_RECORD LIST_.
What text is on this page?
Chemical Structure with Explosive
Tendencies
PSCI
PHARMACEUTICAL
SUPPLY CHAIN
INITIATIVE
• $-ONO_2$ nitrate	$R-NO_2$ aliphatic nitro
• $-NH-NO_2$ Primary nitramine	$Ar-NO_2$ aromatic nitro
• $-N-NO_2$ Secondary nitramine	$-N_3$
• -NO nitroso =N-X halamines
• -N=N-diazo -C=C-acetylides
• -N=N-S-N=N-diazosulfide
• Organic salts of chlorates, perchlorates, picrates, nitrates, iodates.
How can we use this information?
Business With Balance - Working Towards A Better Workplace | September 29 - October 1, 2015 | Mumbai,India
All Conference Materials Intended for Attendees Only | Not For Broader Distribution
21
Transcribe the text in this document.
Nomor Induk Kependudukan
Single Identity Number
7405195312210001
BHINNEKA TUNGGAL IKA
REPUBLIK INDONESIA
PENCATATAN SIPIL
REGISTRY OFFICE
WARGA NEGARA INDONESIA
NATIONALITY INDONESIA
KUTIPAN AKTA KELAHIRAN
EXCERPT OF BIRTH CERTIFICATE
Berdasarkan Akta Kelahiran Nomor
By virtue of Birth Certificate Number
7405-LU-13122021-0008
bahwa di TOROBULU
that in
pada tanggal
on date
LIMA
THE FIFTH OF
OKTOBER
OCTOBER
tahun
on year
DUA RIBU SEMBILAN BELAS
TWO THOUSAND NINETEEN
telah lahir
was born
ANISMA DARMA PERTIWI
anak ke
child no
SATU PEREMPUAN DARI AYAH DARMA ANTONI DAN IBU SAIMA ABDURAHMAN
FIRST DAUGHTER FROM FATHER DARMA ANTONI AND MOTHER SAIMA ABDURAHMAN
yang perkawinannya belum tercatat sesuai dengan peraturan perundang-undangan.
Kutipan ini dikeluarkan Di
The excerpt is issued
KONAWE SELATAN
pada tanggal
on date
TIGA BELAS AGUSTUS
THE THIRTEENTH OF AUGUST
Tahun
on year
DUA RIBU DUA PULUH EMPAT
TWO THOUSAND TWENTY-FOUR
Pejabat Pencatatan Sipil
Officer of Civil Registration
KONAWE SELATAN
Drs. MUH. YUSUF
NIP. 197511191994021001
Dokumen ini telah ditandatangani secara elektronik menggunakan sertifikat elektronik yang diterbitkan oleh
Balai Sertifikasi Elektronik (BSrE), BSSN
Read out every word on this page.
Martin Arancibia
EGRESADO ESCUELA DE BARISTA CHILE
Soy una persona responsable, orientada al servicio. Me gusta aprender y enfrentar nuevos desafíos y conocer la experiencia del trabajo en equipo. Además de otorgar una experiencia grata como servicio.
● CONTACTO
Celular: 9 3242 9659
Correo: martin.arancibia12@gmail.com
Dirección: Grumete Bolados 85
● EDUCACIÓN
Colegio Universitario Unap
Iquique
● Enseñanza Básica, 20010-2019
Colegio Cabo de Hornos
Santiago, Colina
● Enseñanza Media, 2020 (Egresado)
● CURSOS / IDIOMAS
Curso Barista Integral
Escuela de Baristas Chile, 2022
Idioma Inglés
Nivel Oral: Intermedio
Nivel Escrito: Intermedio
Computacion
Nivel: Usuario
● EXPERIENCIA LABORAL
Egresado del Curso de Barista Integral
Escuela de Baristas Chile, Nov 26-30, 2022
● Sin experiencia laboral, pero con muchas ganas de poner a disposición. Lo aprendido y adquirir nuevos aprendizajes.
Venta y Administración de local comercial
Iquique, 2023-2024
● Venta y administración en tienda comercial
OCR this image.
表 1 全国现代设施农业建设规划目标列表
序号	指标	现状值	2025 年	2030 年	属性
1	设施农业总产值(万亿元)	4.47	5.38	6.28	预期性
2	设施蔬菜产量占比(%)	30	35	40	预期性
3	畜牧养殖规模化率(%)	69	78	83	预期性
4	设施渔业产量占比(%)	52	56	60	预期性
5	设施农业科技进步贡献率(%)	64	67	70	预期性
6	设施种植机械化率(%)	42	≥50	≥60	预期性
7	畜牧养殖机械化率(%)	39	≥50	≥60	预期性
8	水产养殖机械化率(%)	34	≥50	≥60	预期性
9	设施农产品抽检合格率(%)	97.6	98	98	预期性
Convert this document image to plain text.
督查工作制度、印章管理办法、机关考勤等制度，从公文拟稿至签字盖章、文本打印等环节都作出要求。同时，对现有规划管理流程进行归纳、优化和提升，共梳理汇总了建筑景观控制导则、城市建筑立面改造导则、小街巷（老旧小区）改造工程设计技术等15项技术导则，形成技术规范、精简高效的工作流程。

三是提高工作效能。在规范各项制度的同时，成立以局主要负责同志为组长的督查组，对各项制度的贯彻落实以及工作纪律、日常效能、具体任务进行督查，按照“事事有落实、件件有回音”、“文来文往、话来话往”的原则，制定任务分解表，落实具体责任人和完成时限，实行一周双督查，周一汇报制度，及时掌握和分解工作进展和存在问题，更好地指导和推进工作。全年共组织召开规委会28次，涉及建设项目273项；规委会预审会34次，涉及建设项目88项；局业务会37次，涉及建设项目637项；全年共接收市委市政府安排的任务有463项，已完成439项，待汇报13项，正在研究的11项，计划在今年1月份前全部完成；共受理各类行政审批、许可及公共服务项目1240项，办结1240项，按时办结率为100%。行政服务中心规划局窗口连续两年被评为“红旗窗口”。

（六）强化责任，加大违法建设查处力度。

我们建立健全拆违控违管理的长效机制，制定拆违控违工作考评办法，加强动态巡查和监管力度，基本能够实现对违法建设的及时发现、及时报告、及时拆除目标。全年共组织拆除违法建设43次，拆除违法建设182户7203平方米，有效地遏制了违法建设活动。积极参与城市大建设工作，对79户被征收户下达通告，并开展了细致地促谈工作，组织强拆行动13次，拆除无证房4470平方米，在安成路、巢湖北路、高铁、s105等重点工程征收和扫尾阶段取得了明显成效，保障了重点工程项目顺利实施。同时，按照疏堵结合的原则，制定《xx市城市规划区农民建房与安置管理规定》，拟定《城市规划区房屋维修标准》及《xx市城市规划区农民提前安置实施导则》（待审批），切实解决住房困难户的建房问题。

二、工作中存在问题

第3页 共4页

_PROMPT_. Copy all lines from the entries that contain the word "Baristas".

_FULL RESPONSE_.
Escuela de Baristas Chile, 2022
Escuela de Baristas Chile, Nov 26-30, 2022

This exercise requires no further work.